- Given data -
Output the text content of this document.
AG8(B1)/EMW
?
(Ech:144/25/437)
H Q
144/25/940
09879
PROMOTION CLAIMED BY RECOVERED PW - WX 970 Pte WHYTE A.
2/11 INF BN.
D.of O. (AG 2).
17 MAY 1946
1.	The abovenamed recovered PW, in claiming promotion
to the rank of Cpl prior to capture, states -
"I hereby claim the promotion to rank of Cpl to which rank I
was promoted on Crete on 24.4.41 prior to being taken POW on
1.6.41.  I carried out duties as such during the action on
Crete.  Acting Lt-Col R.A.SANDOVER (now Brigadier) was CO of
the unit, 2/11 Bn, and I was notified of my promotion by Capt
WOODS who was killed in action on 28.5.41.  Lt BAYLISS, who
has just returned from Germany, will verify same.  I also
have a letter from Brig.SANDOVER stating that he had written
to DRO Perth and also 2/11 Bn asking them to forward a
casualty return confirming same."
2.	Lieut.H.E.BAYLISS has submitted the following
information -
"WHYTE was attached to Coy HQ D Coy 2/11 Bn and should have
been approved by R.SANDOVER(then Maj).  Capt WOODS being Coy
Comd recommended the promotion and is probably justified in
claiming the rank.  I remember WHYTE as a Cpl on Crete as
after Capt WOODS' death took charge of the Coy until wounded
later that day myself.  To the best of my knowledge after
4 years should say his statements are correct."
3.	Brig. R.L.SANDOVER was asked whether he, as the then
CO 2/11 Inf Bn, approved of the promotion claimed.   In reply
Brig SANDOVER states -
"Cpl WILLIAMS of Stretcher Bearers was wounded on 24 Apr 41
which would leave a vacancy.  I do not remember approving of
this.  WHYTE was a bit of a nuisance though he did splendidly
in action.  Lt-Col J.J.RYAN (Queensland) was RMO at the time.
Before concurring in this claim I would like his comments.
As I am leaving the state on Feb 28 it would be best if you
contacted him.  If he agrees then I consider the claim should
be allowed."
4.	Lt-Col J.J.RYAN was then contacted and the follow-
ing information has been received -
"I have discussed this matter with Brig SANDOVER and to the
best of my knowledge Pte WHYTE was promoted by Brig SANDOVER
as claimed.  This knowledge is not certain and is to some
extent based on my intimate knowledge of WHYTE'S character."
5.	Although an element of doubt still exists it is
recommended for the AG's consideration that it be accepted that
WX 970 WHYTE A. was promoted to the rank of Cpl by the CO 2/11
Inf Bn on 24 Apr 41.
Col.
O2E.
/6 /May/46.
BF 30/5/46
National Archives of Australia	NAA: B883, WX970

- Short task -
Write out the entire listing exactly.

- Solution below -
Output the text content of this document.
AG8(B1)/EMW
?
(Ech:144/25/437)
H Q
144/25/940
09879
PROMOTION CLAIMED BY RECOVERED PW - WX 970 Pte WHYTE A.
2/11 INF BN.
D.of O. (AG 2).
17 MAY 1946
1.	The abovenamed recovered PW, in claiming promotion
to the rank of Cpl prior to capture, states -
"I hereby claim the promotion to rank of Cpl to which rank I
was promoted on Crete on 24.4.41 prior to being taken POW on
1.6.41.  I carried out duties as such during the action on
Crete.  Acting Lt-Col R.A.SANDOVER (now Brigadier) was CO of
the unit, 2/11 Bn, and I was notified of my promotion by Capt
WOODS who was killed in action on 28.5.41.  Lt BAYLISS, who
has just returned from Germany, will verify same.  I also
have a letter from Brig.SANDOVER stating that he had written
to DRO Perth and also 2/11 Bn asking them to forward a
casualty return confirming same."
2.	Lieut.H.E.BAYLISS has submitted the following
information -
"WHYTE was attached to Coy HQ D Coy 2/11 Bn and should have
been approved by R.SANDOVER(then Maj).  Capt WOODS being Coy
Comd recommended the promotion and is probably justified in
claiming the rank.  I remember WHYTE as a Cpl on Crete as
after Capt WOODS' death took charge of the Coy until wounded
later that day myself.  To the best of my knowledge after
4 years should say his statements are correct."
3.	Brig. R.L.SANDOVER was asked whether he, as the then
CO 2/11 Inf Bn, approved of the promotion claimed.   In reply
Brig SANDOVER states -
"Cpl WILLIAMS of Stretcher Bearers was wounded on 24 Apr 41
which would leave a vacancy.  I do not remember approving of
this.  WHYTE was a bit of a nuisance though he did splendidly
in action.  Lt-Col J.J.RYAN (Queensland) was RMO at the time.
Before concurring in this claim I would like his comments.
As I am leaving the state on Feb 28 it would be best if you
contacted him.  If he agrees then I consider the claim should
be allowed."
4.	Lt-Col J.J.RYAN was then contacted and the follow-
ing information has been received -
"I have discussed this matter with Brig SANDOVER and to the
best of my knowledge Pte WHYTE was promoted by Brig SANDOVER
as claimed.  This knowledge is not certain and is to some
extent based on my intimate knowledge of WHYTE'S character."
5.	Although an element of doubt still exists it is
recommended for the AG's consideration that it be accepted that
WX 970 WHYTE A. was promoted to the rank of Cpl by the CO 2/11
Inf Bn on 24 Apr 41.
Col.
O2E.
/6 /May/46.
BF 30/5/46
National Archives of Australia	NAA: B883, WX970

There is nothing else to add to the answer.